* [TASK INSTRUCTIONS] Search the material below for the string "content" and extract each line that has it.

* [DATA]
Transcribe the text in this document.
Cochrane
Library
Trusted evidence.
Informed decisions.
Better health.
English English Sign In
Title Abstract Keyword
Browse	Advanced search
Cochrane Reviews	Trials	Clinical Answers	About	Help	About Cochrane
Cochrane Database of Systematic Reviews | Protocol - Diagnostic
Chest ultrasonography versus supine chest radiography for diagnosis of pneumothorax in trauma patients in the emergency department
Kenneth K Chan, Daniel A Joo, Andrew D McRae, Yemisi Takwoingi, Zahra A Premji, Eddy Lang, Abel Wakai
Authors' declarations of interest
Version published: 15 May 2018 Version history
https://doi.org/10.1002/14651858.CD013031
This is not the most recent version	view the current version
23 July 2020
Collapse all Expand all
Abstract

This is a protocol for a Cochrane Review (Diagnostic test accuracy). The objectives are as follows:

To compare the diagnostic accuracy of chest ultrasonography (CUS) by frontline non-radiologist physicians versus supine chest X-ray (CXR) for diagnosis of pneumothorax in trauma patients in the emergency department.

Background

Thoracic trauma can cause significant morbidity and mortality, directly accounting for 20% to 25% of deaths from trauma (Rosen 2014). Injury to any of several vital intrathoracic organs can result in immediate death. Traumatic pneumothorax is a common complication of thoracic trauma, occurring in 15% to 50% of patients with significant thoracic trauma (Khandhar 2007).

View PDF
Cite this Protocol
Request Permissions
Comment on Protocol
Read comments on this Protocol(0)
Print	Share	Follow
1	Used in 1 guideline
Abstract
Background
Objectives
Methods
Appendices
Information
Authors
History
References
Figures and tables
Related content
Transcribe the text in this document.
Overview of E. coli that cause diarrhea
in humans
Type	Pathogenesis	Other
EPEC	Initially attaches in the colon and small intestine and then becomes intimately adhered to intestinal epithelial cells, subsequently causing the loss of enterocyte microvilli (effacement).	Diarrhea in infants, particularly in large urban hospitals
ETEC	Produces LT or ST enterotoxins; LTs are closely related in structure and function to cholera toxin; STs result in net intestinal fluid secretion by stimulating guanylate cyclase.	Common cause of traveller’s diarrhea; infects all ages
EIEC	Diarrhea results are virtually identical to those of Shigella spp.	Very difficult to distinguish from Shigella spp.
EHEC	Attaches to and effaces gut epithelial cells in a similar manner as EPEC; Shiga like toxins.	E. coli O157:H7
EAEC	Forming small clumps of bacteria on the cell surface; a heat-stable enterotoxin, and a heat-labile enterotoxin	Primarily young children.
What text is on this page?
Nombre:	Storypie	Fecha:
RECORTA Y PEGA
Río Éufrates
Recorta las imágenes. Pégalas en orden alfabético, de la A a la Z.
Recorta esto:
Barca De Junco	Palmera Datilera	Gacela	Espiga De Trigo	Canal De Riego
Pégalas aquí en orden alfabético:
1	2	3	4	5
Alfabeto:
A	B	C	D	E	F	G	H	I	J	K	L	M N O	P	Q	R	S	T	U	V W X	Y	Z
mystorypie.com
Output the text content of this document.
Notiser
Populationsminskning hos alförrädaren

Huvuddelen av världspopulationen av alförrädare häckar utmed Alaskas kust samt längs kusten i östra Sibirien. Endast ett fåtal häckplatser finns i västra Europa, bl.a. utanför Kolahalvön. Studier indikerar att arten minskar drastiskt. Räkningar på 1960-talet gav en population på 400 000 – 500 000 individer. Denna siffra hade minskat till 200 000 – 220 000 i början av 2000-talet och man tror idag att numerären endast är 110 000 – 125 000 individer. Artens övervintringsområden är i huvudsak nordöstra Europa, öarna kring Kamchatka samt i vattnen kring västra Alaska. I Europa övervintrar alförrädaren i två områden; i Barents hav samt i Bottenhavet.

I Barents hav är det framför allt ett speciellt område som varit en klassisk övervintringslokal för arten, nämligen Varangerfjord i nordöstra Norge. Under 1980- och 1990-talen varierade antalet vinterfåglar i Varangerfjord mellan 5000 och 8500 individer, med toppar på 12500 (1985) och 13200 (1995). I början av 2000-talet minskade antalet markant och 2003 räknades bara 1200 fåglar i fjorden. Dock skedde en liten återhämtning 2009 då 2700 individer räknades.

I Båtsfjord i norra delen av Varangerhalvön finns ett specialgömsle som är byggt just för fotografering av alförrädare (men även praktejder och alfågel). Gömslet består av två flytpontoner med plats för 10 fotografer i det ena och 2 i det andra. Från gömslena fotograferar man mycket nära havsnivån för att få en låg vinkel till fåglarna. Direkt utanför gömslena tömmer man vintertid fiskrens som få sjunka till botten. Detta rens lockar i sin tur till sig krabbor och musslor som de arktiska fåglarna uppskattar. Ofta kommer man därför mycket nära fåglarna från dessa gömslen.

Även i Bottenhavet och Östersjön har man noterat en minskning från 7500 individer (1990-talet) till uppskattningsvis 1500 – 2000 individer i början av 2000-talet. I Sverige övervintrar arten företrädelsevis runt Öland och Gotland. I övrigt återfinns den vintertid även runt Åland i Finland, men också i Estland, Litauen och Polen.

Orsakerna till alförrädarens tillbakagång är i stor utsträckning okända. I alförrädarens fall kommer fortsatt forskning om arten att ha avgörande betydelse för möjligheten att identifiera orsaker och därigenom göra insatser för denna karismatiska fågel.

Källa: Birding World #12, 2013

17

* [SOLUTION FOR THIS PROBLEM]
Related content
Output the text content of this document.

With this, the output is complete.